What the task requires | Scan the data beneath this task and copy each line that includes "putteth".

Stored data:

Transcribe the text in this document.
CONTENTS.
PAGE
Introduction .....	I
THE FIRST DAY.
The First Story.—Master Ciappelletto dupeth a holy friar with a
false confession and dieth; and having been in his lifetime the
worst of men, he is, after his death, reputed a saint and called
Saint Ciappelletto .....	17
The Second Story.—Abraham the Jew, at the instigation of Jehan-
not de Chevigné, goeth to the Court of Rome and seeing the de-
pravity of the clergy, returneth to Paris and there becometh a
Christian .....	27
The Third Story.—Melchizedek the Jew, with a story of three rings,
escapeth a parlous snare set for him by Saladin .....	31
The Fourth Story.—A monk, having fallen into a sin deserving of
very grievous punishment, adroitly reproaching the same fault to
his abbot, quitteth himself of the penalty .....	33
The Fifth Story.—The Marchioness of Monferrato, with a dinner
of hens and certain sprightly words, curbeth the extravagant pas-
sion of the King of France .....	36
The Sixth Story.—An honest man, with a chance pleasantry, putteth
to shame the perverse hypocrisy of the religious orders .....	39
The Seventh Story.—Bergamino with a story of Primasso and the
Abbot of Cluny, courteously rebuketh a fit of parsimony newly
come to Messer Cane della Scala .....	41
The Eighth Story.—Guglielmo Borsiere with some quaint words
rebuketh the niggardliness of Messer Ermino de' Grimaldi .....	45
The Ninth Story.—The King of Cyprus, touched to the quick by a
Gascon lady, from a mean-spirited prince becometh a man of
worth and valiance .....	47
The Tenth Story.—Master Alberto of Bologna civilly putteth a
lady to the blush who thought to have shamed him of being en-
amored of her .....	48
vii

The solution |
The Sixth Story.—An honest man, with a chance pleasantry, putteth
The Tenth Story.—Master Alberto of Bologna civilly putteth a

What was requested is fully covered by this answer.